Which lines contain the word "white"? Return each of them as written.

#####

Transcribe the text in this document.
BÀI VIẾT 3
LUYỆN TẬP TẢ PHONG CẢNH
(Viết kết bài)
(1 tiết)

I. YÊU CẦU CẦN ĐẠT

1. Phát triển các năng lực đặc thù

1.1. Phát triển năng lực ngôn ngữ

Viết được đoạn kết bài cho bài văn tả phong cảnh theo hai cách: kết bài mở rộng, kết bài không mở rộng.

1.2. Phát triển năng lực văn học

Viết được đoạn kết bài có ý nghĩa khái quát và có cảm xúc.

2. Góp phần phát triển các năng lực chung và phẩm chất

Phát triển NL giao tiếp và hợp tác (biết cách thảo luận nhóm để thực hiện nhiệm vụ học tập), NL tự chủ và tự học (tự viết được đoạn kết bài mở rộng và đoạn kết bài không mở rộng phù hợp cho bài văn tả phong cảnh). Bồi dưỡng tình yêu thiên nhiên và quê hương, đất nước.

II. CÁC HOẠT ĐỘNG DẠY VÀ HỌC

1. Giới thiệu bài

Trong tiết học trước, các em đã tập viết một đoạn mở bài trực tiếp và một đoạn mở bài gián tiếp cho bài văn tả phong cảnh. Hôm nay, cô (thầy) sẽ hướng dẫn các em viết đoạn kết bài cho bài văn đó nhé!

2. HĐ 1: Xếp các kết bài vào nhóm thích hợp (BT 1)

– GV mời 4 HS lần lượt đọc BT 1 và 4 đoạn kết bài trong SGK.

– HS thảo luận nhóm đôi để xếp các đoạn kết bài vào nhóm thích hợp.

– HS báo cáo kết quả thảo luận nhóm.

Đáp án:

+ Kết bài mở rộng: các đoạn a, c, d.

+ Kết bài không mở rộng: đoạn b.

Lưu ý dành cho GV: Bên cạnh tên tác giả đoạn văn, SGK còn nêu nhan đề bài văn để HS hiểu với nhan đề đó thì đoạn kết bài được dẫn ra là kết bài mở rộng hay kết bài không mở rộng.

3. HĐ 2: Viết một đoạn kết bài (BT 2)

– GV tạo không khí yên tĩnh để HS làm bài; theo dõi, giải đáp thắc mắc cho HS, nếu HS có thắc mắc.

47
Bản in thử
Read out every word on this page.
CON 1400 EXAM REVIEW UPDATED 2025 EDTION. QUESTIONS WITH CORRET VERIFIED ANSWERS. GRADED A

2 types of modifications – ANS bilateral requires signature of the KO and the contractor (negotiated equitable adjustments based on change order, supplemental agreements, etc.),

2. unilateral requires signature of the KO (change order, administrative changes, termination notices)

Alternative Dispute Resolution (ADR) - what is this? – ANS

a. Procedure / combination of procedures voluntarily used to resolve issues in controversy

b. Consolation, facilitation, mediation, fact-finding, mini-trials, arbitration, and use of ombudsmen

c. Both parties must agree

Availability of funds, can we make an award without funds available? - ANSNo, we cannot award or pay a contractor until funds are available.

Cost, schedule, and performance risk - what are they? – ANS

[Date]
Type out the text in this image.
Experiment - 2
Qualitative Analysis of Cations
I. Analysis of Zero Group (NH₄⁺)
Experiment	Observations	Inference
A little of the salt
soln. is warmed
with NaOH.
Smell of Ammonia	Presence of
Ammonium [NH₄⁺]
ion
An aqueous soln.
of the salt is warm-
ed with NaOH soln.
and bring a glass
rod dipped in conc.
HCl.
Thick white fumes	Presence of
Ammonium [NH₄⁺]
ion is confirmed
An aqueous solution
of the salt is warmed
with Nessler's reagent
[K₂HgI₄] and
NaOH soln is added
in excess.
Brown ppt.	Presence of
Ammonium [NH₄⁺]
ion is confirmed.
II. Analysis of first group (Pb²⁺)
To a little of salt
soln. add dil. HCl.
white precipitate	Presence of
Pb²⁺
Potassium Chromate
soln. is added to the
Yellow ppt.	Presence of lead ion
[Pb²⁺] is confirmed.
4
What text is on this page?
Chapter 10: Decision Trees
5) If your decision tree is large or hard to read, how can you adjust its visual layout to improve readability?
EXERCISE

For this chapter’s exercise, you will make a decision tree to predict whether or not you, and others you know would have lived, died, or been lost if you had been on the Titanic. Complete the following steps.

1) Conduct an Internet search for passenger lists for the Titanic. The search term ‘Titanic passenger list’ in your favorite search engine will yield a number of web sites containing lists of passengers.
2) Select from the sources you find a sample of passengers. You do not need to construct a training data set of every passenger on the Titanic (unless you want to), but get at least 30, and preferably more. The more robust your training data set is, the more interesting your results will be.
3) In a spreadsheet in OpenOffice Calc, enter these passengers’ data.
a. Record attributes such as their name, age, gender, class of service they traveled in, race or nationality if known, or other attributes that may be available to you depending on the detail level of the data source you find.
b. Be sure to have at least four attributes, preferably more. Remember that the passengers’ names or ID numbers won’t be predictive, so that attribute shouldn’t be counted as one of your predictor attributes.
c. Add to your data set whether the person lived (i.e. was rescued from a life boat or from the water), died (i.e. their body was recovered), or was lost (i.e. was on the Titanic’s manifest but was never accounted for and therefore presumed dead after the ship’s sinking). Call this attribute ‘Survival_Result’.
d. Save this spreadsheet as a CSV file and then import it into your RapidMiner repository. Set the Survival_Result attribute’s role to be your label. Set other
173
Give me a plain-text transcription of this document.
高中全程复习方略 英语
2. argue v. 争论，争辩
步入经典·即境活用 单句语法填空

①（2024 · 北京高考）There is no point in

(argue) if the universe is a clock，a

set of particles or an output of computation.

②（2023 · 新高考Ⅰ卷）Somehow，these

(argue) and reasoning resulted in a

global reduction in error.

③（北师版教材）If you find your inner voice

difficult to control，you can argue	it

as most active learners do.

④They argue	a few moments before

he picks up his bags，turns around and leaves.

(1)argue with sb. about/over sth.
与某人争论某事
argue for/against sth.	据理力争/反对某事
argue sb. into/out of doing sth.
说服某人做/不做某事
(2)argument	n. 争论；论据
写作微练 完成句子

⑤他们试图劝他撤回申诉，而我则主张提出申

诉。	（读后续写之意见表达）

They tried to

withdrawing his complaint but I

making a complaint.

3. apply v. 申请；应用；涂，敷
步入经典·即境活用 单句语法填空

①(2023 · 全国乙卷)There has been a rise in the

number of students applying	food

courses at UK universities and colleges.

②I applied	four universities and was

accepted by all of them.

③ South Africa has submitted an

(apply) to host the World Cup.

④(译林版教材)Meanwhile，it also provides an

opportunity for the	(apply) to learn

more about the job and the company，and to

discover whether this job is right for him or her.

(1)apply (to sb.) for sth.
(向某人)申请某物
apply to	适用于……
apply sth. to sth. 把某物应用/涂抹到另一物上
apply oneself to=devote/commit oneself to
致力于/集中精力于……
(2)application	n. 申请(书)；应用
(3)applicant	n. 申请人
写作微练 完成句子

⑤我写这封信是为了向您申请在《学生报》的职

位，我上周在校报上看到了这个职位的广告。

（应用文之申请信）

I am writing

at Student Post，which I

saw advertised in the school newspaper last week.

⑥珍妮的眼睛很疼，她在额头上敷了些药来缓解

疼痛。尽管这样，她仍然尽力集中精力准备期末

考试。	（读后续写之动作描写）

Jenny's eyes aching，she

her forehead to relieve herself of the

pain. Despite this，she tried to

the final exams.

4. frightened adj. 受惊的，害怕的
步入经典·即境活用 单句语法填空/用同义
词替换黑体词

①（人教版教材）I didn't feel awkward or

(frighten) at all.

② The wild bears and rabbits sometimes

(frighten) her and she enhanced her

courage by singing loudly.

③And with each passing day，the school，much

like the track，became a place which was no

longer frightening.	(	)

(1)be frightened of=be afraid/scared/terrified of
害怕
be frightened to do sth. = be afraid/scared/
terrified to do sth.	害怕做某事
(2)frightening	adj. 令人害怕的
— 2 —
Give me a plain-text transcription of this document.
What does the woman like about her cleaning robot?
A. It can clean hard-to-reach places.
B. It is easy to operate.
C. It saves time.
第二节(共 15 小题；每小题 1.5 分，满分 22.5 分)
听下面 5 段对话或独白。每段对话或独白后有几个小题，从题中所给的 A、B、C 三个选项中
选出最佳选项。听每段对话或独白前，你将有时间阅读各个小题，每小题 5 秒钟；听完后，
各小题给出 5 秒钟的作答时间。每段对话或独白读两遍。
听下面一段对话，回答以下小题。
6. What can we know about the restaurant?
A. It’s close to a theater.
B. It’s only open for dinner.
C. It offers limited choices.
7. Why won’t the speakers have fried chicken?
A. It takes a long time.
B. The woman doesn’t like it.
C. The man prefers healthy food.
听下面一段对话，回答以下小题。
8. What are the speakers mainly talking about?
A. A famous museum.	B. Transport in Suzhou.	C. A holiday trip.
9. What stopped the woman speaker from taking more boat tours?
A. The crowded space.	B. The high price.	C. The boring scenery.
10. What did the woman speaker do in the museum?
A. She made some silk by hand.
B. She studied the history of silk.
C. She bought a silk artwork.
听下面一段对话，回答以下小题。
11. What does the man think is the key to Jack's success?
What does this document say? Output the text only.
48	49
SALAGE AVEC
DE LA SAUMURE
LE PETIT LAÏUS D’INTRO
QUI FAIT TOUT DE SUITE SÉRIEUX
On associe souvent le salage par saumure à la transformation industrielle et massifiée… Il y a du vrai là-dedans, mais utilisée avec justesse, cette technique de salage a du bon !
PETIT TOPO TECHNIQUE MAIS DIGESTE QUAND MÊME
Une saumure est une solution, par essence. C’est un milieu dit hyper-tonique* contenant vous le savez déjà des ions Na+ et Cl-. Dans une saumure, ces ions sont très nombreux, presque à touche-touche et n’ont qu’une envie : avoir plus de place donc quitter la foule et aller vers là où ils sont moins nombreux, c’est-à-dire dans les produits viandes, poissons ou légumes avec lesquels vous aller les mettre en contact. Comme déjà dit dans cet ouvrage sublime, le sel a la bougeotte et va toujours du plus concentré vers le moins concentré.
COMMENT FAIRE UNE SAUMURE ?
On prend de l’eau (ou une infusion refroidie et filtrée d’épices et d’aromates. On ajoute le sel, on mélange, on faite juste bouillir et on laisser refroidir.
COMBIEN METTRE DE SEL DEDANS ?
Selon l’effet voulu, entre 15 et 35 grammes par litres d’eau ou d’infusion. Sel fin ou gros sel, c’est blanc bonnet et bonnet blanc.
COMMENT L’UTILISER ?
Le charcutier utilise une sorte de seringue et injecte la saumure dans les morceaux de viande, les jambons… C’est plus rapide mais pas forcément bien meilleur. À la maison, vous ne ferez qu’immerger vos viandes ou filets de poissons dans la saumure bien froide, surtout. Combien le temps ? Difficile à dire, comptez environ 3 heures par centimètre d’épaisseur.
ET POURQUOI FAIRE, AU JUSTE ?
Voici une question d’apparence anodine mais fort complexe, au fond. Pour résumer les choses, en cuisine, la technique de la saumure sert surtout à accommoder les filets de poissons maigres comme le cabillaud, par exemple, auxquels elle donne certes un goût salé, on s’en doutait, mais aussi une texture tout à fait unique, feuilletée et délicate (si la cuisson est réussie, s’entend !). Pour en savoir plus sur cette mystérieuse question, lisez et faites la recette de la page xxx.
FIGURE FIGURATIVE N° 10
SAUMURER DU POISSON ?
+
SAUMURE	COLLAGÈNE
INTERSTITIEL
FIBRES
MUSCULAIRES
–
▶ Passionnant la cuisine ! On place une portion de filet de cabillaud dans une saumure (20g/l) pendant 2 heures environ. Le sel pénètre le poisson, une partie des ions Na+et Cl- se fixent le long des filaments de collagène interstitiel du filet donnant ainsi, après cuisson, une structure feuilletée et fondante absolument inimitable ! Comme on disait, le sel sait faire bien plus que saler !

#####

TASK OUTPUT =
Thick white fumes	Presence of
white precipitate	Presence of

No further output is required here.